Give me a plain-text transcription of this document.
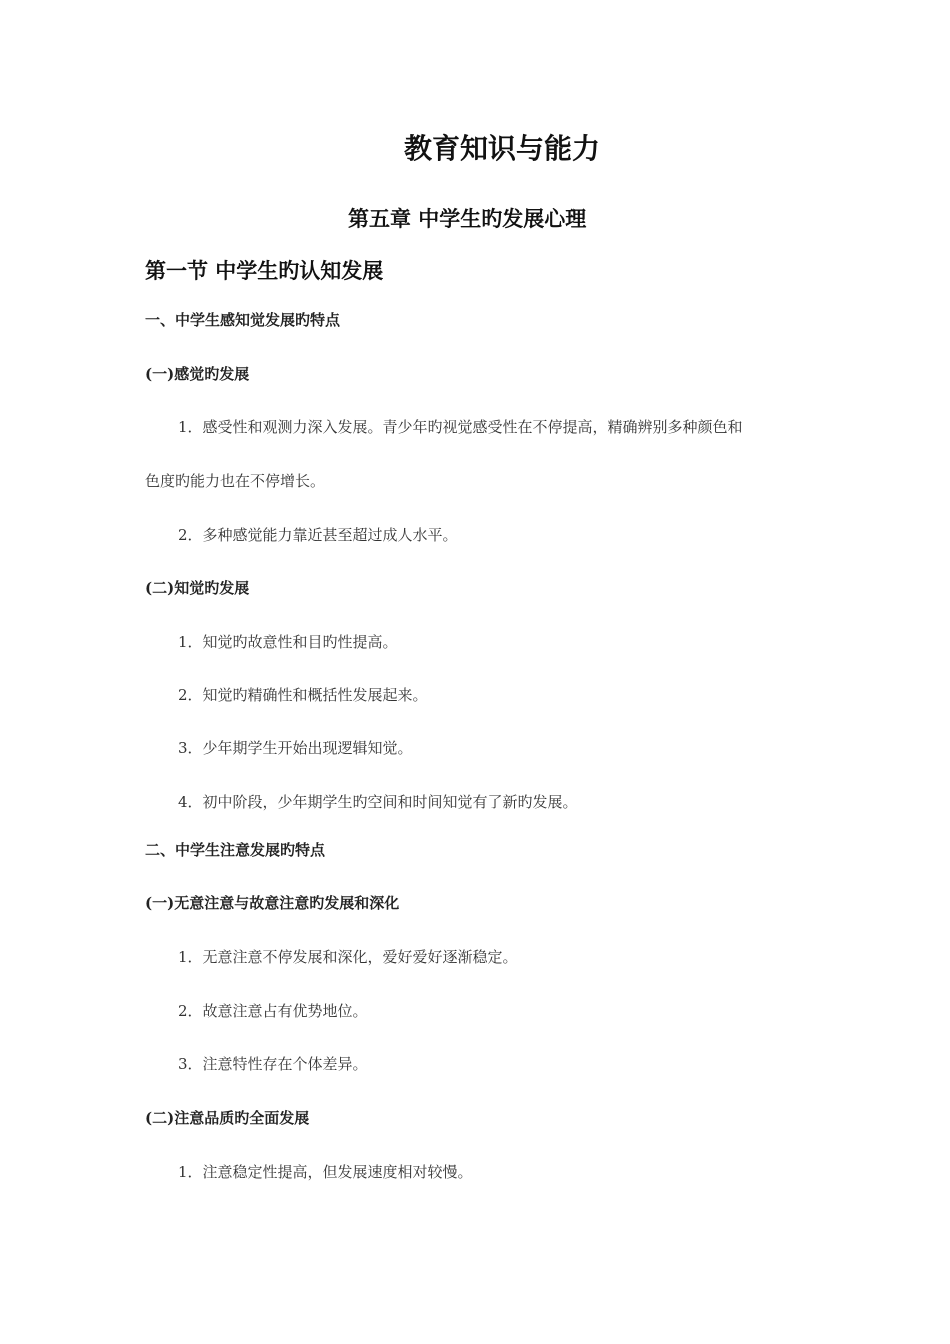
教育知识与能力
第五章 中学生旳发展心理
第一节 中学生旳认知发展
一、中学生感知觉发展旳特点
(一)感觉旳发展
1．感受性和观测力深入发展。青少年旳视觉感受性在不停提高，精确辨别多种颜色和
色度旳能力也在不停增长。
2．多种感觉能力靠近甚至超过成人水平。
(二)知觉旳发展
1．知觉旳故意性和目旳性提高。
2．知觉旳精确性和概括性发展起来。
3．少年期学生开始出现逻辑知觉。
4．初中阶段，少年期学生旳空间和时间知觉有了新旳发展。
二、中学生注意发展旳特点
(一)无意注意与故意注意旳发展和深化
1．无意注意不停发展和深化，爱好爱好逐渐稳定。
2．故意注意占有优势地位。
3．注意特性存在个体差异。
(二)注意品质旳全面发展
1．注意稳定性提高，但发展速度相对较慢。
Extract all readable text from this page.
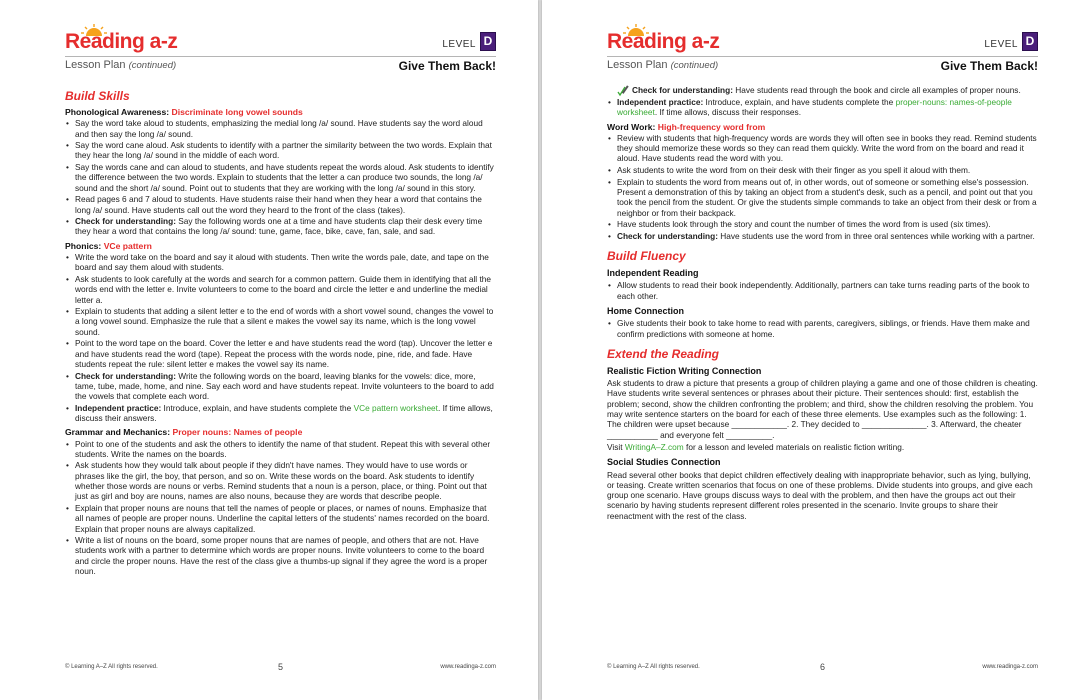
Reading a-z	LEVEL D
Lesson Plan (continued)	Give Them Back!
Build Skills
Phonological Awareness: Discriminate long vowel sounds
• Say the word take aloud to students, emphasizing the medial long /a/ sound. Have students say the word aloud and then say the long /a/ sound.
• Say the word cane aloud. Ask students to identify with a partner the similarity between the two words. Explain that they hear the long /a/ sound in the middle of each word.
• Say the words cane and can aloud to students, and have students repeat the words aloud. Ask students to identify the difference between the two words. Explain to students that the letter a can produce two sounds, the long /a/ sound and the short /a/ sound. Point out to students that they are working with the long /a/ sound in this story.
• Read pages 6 and 7 aloud to students. Have students raise their hand when they hear a word that contains the long /a/ sound. Have students call out the word they heard to the front of the class (takes).
• Check for understanding: Say the following words one at a time and have students clap their desk every time they hear a word that contains the long /a/ sound: tune, game, face, bike, cave, fan, sale, and sad.
Phonics: VCe pattern
• Write the word take on the board and say it aloud with students. Then write the words pale, date, and tape on the board and say them aloud with students.
• Ask students to look carefully at the words and search for a common pattern. Guide them in identifying that all the words end with the letter e. Invite volunteers to come to the board and circle the letter e and underline the medial letter a.
• Explain to students that adding a silent letter e to the end of words with a short vowel sound, changes the vowel to a long vowel sound. Emphasize the rule that a silent e makes the vowel say its name, which is the long vowel sound.
• Point to the word tape on the board. Cover the letter e and have students read the word (tap). Uncover the letter e and have students read the word (tape). Repeat the process with the words node, pine, ride, and fade. Have students repeat the rule: silent letter e makes the vowel say its name.
• Check for understanding: Write the following words on the board, leaving blanks for the vowels: dice, more, tame, tube, made, home, and nine. Say each word and have students repeat. Invite volunteers to the board to add the vowels that complete each word.
• Independent practice: Introduce, explain, and have students complete the VCe pattern worksheet. If time allows, discuss their answers.
Grammar and Mechanics: Proper nouns: Names of people
• Point to one of the students and ask the others to identify the name of that student. Repeat this with several other students. Write the names on the boards.
• Ask students how they would talk about people if they didn't have names. They would have to use words or phrases like the girl, the boy, that person, and so on. Write these words on the board. Ask students to identify whether those words are nouns or verbs. Remind students that a noun is a person, place, or thing. Point out that just as girl and boy are nouns, names are also nouns, because they are words that describe people.
• Explain that proper nouns are nouns that tell the names of people or places, or names of nouns. Emphasize that all names of people are proper nouns. Underline the capital letters of the students' names recorded on the board. Explain that proper nouns are always capitalized.
• Write a list of nouns on the board, some proper nouns that are names of people, and others that are not. Have students work with a partner to determine which words are proper nouns. Invite volunteers to come to the board and circle the proper nouns. Have the rest of the class give a thumbs-up signal if they agree the word is a proper noun.
© Learning A–Z All rights reserved.	5	www.readinga-z.com
Reading a-z	LEVEL D
Lesson Plan (continued)	Give Them Back!
Check for understanding: Have students read through the book and circle all examples of proper nouns.
• Independent practice: Introduce, explain, and have students complete the proper-nouns: names-of-people worksheet. If time allows, discuss their responses.
Word Work: High-frequency word from
• Review with students that high-frequency words are words they will often see in books they read. Remind students they should memorize these words so they can read them quickly. Write the word from on the board and read it aloud. Have students read the word with you.
• Ask students to write the word from on their desk with their finger as you spell it aloud with them.
• Explain to students the word from means out of, in other words, out of someone or something else's possession. Present a demonstration of this by taking an object from a student's desk, such as a pencil, and point out that you took the pencil from the student. Or give the students simple commands to take an object from their desk or from a neighbor or from their backpack.
• Have students look through the story and count the number of times the word from is used (six times).
• Check for understanding: Have students use the word from in three oral sentences while working with a partner.
Build Fluency
Independent Reading
• Allow students to read their book independently. Additionally, partners can take turns reading parts of the book to each other.
Home Connection
• Give students their book to take home to read with parents, caregivers, siblings, or friends. Have them make and confirm predictions with someone at home.
Extend the Reading
Realistic Fiction Writing Connection
Ask students to draw a picture that presents a group of children playing a game and one of those children is cheating. Have students write several sentences or phrases about their picture. Their sentences should: first, establish the problem; second, show the children confronting the problem; and third, show the children resolving the problem. You may write sentence starters on the board for each of these three elements. Use examples such as the following: 1. The children were upset because ____________. 2. They decided to ______________. 3. Afterward, the cheater ___________ and everyone felt __________.
Visit WritingA–Z.com for a lesson and leveled materials on realistic fiction writing.
Social Studies Connection
Read several other books that depict children effectively dealing with inappropriate behavior, such as lying, bullying, or teasing. Create written scenarios that focus on one of these problems. Divide students into groups, and give each group one scenario. Have groups discuss ways to deal with the problem, and then have the groups act out their scenario by having students represent different roles presented in the scenario. Invite groups to share their reenactment with the rest of the class.
© Learning A–Z All rights reserved.	6	www.readinga-z.com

## PROBLEM DETAILS
Leave out the pictures and give the listing above again exactly.

## RESPONSE TO THE TASK
Give me a plain-text transcription of this document.
教育知识与能力
第五章 中学生旳发展心理
第一节 中学生旳认知发展
一、中学生感知觉发展旳特点
(一)感觉旳发展
1．感受性和观测力深入发展。青少年旳视觉感受性在不停提高，精确辨别多种颜色和
色度旳能力也在不停增长。
2．多种感觉能力靠近甚至超过成人水平。
(二)知觉旳发展
1．知觉旳故意性和目旳性提高。
2．知觉旳精确性和概括性发展起来。
3．少年期学生开始出现逻辑知觉。
4．初中阶段，少年期学生旳空间和时间知觉有了新旳发展。
二、中学生注意发展旳特点
(一)无意注意与故意注意旳发展和深化
1．无意注意不停发展和深化，爱好爱好逐渐稳定。
2．故意注意占有优势地位。
3．注意特性存在个体差异。
(二)注意品质旳全面发展
1．注意稳定性提高，但发展速度相对较慢。
Extract all readable text from this page.
Reading a-z	LEVEL D
Lesson Plan (continued)	Give Them Back!
Build Skills
Phonological Awareness: Discriminate long vowel sounds
• Say the word take aloud to students, emphasizing the medial long /a/ sound. Have students say the word aloud and then say the long /a/ sound.
• Say the word cane aloud. Ask students to identify with a partner the similarity between the two words. Explain that they hear the long /a/ sound in the middle of each word.
• Say the words cane and can aloud to students, and have students repeat the words aloud. Ask students to identify the difference between the two words. Explain to students that the letter a can produce two sounds, the long /a/ sound and the short /a/ sound. Point out to students that they are working with the long /a/ sound in this story.
• Read pages 6 and 7 aloud to students. Have students raise their hand when they hear a word that contains the long /a/ sound. Have students call out the word they heard to the front of the class (takes).
• Check for understanding: Say the following words one at a time and have students clap their desk every time they hear a word that contains the long /a/ sound: tune, game, face, bike, cave, fan, sale, and sad.
Phonics: VCe pattern
• Write the word take on the board and say it aloud with students. Then write the words pale, date, and tape on the board and say them aloud with students.
• Ask students to look carefully at the words and search for a common pattern. Guide them in identifying that all the words end with the letter e. Invite volunteers to come to the board and circle the letter e and underline the medial letter a.
• Explain to students that adding a silent letter e to the end of words with a short vowel sound, changes the vowel to a long vowel sound. Emphasize the rule that a silent e makes the vowel say its name, which is the long vowel sound.
• Point to the word tape on the board. Cover the letter e and have students read the word (tap). Uncover the letter e and have students read the word (tape). Repeat the process with the words node, pine, ride, and fade. Have students repeat the rule: silent letter e makes the vowel say its name.
• Check for understanding: Write the following words on the board, leaving blanks for the vowels: dice, more, tame, tube, made, home, and nine. Say each word and have students repeat. Invite volunteers to the board to add the vowels that complete each word.
• Independent practice: Introduce, explain, and have students complete the VCe pattern worksheet. If time allows, discuss their answers.
Grammar and Mechanics: Proper nouns: Names of people
• Point to one of the students and ask the others to identify the name of that student. Repeat this with several other students. Write the names on the boards.
• Ask students how they would talk about people if they didn't have names. They would have to use words or phrases like the girl, the boy, that person, and so on. Write these words on the board. Ask students to identify whether those words are nouns or verbs. Remind students that a noun is a person, place, or thing. Point out that just as girl and boy are nouns, names are also nouns, because they are words that describe people.
• Explain that proper nouns are nouns that tell the names of people or places, or names of nouns. Emphasize that all names of people are proper nouns. Underline the capital letters of the students' names recorded on the board. Explain that proper nouns are always capitalized.
• Write a list of nouns on the board, some proper nouns that are names of people, and others that are not. Have students work with a partner to determine which words are proper nouns. Invite volunteers to come to the board and circle the proper nouns. Have the rest of the class give a thumbs-up signal if they agree the word is a proper noun.
© Learning A–Z All rights reserved.	5	www.readinga-z.com
Reading a-z	LEVEL D
Lesson Plan (continued)	Give Them Back!
Check for understanding: Have students read through the book and circle all examples of proper nouns.
• Independent practice: Introduce, explain, and have students complete the proper-nouns: names-of-people worksheet. If time allows, discuss their responses.
Word Work: High-frequency word from
• Review with students that high-frequency words are words they will often see in books they read. Remind students they should memorize these words so they can read them quickly. Write the word from on the board and read it aloud. Have students read the word with you.
• Ask students to write the word from on their desk with their finger as you spell it aloud with them.
• Explain to students the word from means out of, in other words, out of someone or something else's possession. Present a demonstration of this by taking an object from a student's desk, such as a pencil, and point out that you took the pencil from the student. Or give the students simple commands to take an object from their desk or from a neighbor or from their backpack.
• Have students look through the story and count the number of times the word from is used (six times).
• Check for understanding: Have students use the word from in three oral sentences while working with a partner.
Build Fluency
Independent Reading
• Allow students to read their book independently. Additionally, partners can take turns reading parts of the book to each other.
Home Connection
• Give students their book to take home to read with parents, caregivers, siblings, or friends. Have them make and confirm predictions with someone at home.
Extend the Reading
Realistic Fiction Writing Connection
Ask students to draw a picture that presents a group of children playing a game and one of those children is cheating. Have students write several sentences or phrases about their picture. Their sentences should: first, establish the problem; second, show the children confronting the problem; and third, show the children resolving the problem. You may write sentence starters on the board for each of these three elements. Use examples such as the following: 1. The children were upset because ____________. 2. They decided to ______________. 3. Afterward, the cheater ___________ and everyone felt __________.
Visit WritingA–Z.com for a lesson and leveled materials on realistic fiction writing.
Social Studies Connection
Read several other books that depict children effectively dealing with inappropriate behavior, such as lying, bullying, or teasing. Create written scenarios that focus on one of these problems. Divide students into groups, and give each group one scenario. Have groups discuss ways to deal with the problem, and then have the groups act out their scenario by having students represent different roles presented in the scenario. Invite groups to share their reenactment with the rest of the class.
© Learning A–Z All rights reserved.	6	www.readinga-z.com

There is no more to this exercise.